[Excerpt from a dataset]
———

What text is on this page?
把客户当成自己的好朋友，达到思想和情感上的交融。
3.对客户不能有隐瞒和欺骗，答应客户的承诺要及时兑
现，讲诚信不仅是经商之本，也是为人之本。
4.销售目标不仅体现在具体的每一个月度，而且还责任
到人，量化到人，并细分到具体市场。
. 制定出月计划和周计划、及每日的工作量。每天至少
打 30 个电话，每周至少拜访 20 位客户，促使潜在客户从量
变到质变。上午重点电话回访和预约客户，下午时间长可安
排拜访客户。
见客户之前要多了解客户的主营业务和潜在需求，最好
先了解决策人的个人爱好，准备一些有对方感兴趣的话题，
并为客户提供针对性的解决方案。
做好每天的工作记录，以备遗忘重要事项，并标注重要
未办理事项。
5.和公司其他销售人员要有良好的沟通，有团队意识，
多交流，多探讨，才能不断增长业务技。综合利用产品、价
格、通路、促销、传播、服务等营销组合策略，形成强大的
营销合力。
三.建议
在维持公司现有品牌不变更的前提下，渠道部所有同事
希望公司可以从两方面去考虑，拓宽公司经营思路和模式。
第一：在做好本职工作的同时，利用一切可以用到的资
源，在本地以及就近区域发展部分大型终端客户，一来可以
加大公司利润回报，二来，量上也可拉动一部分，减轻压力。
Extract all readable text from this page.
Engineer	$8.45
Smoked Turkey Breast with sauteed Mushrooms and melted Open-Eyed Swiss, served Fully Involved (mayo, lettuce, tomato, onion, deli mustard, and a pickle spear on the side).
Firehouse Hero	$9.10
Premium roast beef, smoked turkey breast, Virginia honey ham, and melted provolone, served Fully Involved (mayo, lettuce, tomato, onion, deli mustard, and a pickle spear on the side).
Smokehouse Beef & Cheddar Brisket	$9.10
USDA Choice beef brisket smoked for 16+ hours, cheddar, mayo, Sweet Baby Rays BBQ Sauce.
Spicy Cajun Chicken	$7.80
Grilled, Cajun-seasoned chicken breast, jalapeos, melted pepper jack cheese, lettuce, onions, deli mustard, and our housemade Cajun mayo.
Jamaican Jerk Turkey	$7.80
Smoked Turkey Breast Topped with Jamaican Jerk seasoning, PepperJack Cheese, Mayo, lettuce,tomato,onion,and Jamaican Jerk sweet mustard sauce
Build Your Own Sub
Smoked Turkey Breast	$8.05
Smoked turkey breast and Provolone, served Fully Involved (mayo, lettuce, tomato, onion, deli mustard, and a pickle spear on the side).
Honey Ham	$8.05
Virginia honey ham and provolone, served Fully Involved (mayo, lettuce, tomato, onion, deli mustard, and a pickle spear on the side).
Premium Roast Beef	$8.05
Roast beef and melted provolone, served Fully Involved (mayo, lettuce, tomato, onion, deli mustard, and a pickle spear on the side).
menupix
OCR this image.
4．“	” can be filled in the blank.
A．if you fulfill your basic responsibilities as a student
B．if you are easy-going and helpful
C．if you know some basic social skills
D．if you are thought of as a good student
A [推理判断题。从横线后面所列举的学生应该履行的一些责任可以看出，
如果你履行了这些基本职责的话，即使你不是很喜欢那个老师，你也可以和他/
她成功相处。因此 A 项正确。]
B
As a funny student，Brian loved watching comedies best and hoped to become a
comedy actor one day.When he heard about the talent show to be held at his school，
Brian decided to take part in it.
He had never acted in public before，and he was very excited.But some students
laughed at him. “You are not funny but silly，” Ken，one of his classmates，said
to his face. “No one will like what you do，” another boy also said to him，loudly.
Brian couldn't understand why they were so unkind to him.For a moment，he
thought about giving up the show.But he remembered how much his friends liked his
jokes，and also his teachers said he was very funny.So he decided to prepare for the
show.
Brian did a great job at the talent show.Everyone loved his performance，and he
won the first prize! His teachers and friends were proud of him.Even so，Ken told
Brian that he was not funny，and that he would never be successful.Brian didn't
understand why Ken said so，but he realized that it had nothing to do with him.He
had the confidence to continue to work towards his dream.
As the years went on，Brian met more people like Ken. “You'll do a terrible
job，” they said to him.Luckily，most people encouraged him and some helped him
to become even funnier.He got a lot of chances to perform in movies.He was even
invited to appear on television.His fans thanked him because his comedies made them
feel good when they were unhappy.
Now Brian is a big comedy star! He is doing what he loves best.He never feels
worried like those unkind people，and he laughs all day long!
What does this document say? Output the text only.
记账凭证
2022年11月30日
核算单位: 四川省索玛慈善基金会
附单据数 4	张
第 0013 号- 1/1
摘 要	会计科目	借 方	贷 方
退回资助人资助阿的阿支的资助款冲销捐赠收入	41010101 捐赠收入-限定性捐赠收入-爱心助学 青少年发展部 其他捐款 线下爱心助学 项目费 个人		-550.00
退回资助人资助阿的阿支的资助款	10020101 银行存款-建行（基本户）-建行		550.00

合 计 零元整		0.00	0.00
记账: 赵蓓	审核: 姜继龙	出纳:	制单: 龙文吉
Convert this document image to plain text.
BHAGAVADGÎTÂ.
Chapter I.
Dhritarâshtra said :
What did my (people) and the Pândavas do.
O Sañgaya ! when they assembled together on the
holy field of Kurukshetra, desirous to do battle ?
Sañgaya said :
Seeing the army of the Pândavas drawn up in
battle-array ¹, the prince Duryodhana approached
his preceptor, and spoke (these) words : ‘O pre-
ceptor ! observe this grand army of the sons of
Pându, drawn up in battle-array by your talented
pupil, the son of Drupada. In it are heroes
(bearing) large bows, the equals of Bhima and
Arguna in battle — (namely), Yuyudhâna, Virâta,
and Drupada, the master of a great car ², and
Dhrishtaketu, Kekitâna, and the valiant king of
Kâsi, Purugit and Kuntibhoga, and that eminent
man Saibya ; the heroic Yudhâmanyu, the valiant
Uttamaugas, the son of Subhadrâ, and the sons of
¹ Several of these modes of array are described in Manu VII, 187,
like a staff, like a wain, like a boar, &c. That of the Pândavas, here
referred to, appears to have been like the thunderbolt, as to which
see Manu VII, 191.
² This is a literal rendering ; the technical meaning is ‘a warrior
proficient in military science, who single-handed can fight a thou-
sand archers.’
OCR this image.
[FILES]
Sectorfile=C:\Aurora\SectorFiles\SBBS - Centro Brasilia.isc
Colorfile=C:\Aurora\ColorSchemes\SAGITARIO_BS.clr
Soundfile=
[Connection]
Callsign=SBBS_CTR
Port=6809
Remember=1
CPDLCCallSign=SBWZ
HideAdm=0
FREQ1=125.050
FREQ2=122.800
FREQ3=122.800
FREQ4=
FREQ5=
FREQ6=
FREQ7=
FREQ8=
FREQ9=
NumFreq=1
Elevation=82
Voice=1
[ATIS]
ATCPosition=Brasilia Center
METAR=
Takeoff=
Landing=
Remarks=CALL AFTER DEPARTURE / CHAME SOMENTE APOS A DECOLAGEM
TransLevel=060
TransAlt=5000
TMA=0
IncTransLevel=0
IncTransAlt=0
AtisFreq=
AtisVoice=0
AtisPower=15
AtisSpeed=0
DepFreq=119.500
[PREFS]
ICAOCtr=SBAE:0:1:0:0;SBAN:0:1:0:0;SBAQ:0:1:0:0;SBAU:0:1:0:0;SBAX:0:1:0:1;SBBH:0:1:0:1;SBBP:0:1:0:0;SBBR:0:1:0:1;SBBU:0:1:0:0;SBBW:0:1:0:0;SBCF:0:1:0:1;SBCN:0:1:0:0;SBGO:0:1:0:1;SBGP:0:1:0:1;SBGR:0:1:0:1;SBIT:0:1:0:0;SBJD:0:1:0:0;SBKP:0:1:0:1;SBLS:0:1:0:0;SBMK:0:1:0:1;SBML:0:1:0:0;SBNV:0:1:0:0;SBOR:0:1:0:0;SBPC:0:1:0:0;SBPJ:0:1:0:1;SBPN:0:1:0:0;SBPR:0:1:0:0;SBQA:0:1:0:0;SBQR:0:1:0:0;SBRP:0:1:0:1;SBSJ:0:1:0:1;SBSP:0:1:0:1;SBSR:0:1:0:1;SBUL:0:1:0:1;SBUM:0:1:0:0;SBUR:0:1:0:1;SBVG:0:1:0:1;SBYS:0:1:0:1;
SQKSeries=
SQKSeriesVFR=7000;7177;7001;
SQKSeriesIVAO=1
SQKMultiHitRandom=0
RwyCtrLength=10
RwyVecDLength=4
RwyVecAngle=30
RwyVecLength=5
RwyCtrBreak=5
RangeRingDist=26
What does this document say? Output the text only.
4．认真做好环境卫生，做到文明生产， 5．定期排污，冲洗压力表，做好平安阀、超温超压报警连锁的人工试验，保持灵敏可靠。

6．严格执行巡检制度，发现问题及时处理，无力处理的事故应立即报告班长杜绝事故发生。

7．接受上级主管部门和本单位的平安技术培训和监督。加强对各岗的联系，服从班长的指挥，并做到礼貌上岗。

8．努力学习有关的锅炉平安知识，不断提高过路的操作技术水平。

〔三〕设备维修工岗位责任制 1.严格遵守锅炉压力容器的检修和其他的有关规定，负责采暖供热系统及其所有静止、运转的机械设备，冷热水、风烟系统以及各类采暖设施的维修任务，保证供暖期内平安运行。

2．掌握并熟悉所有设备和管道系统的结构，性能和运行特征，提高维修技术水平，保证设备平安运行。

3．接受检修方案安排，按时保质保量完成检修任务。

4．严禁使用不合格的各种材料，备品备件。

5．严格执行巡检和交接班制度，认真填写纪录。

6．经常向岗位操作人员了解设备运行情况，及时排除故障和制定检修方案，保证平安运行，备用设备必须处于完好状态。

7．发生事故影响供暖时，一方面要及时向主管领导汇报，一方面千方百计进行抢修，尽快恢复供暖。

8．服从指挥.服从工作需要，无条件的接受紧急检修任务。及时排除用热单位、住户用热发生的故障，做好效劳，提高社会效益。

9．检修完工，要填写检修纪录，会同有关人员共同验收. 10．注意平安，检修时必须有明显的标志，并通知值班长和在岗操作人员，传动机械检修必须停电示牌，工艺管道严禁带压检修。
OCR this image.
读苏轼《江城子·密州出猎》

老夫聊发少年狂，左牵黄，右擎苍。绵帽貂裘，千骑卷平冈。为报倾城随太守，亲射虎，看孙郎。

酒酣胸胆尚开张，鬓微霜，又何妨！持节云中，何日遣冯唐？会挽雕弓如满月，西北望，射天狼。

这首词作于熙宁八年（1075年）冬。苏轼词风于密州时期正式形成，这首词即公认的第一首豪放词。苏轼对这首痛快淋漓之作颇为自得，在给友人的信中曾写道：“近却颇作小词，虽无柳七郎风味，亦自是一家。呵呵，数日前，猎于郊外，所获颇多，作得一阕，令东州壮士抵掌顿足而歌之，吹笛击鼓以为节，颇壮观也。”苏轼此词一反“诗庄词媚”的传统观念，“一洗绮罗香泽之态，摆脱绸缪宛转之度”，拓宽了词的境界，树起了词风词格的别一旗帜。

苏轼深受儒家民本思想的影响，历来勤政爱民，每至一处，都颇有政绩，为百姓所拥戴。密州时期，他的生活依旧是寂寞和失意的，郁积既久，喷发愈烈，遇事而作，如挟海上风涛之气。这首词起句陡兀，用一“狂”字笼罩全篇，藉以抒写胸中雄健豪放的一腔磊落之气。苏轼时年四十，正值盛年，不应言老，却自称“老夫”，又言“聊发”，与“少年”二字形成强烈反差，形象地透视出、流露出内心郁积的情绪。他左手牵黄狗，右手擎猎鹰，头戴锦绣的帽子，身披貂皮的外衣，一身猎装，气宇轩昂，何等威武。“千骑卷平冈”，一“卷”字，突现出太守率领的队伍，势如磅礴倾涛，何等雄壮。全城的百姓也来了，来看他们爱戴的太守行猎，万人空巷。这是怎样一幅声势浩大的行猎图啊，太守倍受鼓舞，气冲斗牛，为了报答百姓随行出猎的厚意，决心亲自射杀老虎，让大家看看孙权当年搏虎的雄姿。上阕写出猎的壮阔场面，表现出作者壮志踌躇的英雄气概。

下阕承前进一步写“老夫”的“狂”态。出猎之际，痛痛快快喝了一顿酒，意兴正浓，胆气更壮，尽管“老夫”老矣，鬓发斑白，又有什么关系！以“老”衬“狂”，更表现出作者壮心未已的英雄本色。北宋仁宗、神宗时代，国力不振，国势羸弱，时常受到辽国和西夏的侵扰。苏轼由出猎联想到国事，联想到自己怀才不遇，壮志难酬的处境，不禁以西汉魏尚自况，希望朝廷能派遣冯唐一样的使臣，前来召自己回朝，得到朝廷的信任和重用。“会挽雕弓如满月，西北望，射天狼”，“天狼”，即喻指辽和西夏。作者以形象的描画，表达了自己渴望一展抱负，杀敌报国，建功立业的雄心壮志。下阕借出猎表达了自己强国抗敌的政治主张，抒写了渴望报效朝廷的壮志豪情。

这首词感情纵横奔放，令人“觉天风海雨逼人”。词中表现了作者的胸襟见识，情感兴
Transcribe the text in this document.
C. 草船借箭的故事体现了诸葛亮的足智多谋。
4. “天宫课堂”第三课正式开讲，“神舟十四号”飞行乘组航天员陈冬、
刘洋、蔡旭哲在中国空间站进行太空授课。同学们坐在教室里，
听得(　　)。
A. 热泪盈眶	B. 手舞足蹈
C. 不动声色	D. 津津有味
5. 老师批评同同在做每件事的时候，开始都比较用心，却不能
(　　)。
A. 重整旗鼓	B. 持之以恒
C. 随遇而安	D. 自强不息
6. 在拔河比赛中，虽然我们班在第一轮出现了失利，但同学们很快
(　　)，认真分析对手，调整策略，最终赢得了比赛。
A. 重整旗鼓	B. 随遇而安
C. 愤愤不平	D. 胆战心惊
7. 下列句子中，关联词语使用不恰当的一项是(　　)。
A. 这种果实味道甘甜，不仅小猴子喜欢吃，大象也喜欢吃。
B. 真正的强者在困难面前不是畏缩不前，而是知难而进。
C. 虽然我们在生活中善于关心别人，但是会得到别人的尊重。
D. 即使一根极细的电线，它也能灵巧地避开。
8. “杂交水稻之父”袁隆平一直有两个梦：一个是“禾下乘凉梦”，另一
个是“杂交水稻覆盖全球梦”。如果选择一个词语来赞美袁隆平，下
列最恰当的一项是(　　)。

———

* **DESCRIPTION OF THE TASK**:
In the entries above, count every line containing the word "Fully". Write only the total.

* **EXPECTED ANSWER**:
5